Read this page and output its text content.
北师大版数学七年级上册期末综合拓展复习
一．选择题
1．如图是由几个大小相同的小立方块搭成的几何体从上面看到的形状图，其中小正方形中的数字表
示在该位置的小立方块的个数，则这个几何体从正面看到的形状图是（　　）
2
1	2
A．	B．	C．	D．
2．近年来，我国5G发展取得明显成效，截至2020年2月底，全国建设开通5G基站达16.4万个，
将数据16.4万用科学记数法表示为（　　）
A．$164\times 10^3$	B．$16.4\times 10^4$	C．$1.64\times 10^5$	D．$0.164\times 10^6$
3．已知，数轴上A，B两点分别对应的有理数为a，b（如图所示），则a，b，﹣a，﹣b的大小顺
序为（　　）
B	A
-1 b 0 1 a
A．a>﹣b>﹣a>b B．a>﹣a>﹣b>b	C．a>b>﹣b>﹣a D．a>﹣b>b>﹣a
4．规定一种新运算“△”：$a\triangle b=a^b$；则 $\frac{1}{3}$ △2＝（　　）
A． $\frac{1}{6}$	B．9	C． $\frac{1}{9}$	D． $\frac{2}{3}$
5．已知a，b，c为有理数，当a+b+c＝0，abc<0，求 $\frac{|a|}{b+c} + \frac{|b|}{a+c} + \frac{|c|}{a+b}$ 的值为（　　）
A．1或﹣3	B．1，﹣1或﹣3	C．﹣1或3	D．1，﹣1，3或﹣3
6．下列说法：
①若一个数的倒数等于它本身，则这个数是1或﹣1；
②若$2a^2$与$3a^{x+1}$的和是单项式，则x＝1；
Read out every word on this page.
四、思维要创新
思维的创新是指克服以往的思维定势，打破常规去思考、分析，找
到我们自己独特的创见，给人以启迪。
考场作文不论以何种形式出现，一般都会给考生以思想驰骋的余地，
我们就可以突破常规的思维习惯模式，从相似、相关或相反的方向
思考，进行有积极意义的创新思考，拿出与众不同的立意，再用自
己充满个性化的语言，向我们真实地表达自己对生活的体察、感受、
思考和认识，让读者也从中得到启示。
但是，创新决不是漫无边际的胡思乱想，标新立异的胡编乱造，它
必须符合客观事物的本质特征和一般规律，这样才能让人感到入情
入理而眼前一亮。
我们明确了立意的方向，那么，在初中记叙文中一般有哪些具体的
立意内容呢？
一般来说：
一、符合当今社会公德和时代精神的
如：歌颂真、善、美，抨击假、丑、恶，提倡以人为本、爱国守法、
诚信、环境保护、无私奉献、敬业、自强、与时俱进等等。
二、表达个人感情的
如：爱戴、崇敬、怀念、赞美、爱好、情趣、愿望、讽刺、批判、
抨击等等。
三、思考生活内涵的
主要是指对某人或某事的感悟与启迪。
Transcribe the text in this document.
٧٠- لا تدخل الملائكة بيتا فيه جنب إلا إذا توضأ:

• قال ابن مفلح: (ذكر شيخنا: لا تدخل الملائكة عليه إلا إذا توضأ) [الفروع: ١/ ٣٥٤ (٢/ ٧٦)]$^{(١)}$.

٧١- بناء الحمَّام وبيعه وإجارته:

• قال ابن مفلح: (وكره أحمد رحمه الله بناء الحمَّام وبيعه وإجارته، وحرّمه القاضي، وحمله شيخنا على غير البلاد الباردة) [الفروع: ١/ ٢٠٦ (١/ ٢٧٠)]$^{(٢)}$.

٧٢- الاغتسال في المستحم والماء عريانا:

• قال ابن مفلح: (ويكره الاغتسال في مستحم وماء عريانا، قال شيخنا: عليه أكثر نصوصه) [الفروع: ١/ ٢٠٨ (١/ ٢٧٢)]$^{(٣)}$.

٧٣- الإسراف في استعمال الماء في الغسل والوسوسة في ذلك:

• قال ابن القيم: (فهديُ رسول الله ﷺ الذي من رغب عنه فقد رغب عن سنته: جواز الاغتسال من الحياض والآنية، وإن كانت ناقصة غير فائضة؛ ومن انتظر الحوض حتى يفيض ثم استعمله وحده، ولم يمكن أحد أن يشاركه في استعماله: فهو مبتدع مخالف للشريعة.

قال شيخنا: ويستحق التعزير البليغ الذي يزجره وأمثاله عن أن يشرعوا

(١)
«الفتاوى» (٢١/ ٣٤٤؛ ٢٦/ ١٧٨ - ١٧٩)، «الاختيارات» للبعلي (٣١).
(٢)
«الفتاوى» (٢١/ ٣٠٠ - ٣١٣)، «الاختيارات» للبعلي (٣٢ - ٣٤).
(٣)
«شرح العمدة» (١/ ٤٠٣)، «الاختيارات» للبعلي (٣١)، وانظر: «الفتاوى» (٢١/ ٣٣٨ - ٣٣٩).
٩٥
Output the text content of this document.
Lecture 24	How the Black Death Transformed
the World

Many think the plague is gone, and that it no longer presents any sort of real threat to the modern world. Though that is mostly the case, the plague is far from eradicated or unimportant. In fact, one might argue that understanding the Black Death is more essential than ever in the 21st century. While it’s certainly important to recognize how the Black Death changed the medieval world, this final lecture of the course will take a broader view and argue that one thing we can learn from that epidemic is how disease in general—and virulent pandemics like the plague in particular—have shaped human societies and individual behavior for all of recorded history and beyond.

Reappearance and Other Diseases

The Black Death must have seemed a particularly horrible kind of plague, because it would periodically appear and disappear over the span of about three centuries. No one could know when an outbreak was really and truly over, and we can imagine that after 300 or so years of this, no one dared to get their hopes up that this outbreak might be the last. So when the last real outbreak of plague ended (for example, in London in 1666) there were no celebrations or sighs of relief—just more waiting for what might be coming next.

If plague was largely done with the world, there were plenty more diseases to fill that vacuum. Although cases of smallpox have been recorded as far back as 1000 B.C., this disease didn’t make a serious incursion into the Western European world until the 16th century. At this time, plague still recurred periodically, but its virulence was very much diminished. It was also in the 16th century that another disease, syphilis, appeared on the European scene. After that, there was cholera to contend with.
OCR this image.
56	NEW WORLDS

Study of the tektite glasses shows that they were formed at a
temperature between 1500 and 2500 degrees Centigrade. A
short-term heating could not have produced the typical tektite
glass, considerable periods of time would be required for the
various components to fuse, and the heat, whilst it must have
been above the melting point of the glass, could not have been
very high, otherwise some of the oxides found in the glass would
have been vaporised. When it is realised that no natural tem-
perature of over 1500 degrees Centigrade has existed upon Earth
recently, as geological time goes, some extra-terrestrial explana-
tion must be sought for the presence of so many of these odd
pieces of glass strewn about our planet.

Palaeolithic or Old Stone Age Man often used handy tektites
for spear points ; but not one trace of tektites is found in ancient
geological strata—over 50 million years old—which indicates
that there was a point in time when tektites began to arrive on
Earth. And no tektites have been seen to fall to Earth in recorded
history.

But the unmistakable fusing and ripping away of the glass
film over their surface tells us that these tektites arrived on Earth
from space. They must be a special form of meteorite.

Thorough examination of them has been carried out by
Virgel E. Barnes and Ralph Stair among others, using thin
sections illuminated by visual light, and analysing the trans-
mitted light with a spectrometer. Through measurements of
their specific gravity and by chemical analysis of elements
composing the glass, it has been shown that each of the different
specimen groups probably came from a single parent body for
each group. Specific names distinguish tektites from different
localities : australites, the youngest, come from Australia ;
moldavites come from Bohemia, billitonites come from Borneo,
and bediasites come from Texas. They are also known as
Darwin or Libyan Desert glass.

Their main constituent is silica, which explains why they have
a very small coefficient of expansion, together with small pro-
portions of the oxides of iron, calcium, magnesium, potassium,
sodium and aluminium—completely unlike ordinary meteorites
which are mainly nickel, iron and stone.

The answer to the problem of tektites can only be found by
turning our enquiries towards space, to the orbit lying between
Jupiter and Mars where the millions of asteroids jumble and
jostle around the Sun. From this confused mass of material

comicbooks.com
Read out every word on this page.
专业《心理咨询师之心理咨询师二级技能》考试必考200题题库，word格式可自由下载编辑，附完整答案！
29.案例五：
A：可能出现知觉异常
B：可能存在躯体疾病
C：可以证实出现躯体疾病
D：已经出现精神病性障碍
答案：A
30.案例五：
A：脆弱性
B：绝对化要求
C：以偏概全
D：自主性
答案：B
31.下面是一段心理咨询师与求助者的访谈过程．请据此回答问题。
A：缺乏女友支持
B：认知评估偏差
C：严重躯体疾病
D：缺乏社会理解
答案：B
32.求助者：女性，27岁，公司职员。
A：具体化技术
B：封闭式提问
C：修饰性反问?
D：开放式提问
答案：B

• • • • • • •

Copy every line of the material in which the word "وبيعه" occurs.

◆ Worked solution ◆
٧١- بناء الحمَّام وبيعه وإجارته:
• قال ابن مفلح: (وكره أحمد رحمه الله بناء الحمَّام وبيعه وإجارته، وحرّمه القاضي، وحمله شيخنا على غير البلاد الباردة) [الفروع: ١/ ٢٠٦ (١/ ٢٧٠)]$^{(٢)}$.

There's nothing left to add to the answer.